## PROMPT
Copy the records from the beginning through the line containing "Point <box>96 533 118 547</box>", including that line, and replace "Point" with "Marker" without changing anything else.

## MATERIAL FOR THE TASK
- - -
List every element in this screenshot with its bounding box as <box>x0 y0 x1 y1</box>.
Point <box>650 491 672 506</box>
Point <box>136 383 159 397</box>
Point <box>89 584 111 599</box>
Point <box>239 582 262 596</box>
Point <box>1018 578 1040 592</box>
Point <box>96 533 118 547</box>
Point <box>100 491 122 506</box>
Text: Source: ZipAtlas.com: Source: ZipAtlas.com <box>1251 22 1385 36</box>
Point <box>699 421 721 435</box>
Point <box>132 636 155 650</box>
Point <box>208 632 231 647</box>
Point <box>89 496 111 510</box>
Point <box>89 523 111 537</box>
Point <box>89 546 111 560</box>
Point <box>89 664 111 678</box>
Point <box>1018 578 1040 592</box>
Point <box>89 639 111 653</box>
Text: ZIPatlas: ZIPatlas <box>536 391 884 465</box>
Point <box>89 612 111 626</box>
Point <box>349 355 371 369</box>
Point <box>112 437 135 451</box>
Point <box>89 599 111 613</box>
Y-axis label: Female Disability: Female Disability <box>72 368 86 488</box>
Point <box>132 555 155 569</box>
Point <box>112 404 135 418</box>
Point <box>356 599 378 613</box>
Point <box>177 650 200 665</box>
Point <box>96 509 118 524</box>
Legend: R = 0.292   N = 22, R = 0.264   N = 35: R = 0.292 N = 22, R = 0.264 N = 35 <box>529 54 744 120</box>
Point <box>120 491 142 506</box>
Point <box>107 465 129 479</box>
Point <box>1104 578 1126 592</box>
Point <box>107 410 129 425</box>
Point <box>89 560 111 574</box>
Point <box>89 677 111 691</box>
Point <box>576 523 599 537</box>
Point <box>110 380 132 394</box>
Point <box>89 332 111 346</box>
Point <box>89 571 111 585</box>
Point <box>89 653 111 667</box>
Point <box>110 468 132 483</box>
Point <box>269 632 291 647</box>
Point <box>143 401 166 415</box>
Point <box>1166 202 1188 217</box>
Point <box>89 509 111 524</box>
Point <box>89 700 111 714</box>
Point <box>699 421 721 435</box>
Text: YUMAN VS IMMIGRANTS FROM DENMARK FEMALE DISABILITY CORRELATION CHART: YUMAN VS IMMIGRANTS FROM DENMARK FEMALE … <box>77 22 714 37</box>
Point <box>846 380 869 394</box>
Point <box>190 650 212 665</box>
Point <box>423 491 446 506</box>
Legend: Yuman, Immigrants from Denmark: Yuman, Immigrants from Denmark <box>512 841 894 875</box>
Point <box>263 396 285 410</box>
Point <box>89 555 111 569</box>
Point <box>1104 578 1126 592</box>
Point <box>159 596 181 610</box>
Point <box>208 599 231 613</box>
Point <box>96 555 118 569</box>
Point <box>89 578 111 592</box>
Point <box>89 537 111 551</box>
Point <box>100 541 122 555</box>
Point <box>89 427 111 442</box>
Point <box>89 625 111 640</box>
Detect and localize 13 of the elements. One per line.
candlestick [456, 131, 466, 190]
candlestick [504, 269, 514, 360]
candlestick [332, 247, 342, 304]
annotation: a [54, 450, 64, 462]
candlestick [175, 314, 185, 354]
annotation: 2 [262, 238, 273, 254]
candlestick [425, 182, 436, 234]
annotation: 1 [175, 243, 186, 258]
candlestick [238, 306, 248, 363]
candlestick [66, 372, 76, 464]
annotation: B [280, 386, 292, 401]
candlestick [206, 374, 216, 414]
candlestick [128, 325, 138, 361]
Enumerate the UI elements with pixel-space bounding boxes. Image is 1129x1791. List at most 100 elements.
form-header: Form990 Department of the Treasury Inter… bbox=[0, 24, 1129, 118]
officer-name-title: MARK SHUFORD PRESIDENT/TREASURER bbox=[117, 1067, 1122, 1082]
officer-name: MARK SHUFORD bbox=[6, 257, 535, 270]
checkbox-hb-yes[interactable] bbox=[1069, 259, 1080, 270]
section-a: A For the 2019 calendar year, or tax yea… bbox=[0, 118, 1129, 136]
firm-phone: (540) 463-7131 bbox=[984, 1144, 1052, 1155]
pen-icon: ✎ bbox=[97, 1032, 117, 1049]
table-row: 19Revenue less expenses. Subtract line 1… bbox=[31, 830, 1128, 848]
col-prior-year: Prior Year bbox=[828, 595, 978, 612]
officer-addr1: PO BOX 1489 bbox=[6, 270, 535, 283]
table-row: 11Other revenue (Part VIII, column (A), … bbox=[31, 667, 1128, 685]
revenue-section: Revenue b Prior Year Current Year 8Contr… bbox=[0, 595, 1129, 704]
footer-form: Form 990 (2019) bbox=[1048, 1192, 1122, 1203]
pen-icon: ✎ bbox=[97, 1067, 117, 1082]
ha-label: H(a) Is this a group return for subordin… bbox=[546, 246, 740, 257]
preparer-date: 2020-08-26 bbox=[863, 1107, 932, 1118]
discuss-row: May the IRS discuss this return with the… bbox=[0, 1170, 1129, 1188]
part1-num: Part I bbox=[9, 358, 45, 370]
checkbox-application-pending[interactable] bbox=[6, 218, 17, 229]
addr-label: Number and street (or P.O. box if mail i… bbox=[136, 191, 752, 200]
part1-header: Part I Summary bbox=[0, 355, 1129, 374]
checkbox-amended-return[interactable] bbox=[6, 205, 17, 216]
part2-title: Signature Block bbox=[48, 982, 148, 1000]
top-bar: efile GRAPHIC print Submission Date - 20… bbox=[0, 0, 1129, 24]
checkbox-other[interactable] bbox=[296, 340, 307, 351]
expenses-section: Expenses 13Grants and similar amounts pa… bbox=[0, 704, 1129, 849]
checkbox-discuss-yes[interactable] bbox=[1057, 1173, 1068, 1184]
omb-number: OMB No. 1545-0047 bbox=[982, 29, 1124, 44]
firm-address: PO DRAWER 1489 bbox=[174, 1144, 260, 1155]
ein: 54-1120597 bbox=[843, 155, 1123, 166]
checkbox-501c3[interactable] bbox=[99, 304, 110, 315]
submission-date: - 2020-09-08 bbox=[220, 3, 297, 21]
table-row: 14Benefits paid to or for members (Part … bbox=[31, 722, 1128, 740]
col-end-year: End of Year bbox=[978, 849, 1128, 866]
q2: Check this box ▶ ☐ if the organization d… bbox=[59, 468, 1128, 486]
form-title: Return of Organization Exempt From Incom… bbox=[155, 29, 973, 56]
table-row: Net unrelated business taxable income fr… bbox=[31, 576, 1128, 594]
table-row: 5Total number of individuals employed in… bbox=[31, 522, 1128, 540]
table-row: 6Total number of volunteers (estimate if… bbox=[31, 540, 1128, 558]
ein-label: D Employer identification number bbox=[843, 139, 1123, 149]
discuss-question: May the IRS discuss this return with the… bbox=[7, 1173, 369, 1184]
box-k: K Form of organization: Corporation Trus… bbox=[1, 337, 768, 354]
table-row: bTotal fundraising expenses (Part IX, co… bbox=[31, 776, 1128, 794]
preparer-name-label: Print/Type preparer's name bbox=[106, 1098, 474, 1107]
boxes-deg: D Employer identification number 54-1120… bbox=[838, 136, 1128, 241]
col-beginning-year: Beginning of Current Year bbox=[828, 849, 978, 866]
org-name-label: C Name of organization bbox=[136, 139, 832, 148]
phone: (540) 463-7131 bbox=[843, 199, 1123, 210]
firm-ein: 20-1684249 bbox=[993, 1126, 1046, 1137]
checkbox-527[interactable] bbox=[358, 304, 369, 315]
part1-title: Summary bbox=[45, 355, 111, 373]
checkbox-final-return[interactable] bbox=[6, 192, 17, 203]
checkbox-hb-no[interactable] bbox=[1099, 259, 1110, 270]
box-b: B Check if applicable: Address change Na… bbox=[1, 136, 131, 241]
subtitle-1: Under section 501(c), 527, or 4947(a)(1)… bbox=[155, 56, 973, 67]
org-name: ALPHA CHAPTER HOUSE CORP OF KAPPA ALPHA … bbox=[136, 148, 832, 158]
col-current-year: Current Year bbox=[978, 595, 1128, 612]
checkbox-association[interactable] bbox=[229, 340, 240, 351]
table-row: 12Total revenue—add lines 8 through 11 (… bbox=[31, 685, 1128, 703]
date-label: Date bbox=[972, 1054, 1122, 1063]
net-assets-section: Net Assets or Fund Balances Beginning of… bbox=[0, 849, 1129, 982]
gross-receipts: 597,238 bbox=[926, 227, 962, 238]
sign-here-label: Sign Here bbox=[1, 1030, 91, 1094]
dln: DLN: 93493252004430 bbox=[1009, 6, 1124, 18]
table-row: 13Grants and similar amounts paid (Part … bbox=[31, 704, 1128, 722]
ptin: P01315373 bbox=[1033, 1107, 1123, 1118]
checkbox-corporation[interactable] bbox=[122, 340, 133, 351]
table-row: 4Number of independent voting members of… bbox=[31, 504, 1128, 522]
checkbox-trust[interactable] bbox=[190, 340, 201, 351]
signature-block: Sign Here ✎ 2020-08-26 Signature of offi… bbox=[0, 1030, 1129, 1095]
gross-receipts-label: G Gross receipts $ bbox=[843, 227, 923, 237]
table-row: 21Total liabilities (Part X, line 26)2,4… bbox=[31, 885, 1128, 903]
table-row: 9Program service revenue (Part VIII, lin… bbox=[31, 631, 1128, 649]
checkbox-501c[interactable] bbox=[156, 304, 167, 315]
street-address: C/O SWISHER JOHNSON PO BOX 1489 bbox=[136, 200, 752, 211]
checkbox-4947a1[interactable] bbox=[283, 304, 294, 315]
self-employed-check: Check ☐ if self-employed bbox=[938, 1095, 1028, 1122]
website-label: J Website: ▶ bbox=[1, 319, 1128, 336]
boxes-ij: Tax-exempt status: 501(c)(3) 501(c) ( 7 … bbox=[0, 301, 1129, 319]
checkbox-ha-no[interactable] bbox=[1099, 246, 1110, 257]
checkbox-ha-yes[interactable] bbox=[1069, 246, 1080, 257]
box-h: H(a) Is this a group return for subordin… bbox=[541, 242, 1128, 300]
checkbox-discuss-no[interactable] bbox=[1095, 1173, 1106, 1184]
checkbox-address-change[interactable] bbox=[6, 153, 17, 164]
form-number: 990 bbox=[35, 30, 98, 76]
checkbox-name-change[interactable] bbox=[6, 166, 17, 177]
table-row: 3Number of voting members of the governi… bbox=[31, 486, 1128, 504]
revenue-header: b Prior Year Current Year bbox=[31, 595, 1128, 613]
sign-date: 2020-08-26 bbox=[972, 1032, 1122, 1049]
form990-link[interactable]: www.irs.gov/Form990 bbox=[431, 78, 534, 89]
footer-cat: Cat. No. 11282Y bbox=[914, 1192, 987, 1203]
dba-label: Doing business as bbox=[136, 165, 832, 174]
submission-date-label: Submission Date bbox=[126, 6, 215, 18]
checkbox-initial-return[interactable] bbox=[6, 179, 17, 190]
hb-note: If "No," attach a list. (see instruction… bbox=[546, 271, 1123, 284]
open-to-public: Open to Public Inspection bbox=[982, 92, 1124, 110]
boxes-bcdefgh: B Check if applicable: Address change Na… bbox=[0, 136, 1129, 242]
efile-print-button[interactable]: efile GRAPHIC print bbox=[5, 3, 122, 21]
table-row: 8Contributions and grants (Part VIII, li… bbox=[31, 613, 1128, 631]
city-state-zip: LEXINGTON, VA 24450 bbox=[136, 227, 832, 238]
- - -
## RESULT OF THIS TASK
List every element in this screenshot with its bounding box as <box>x0 y0 x1 y1</box>.
Marker <box>650 491 672 506</box>
Marker <box>136 383 159 397</box>
Marker <box>89 584 111 599</box>
Marker <box>239 582 262 596</box>
Marker <box>1018 578 1040 592</box>
Marker <box>96 533 118 547</box>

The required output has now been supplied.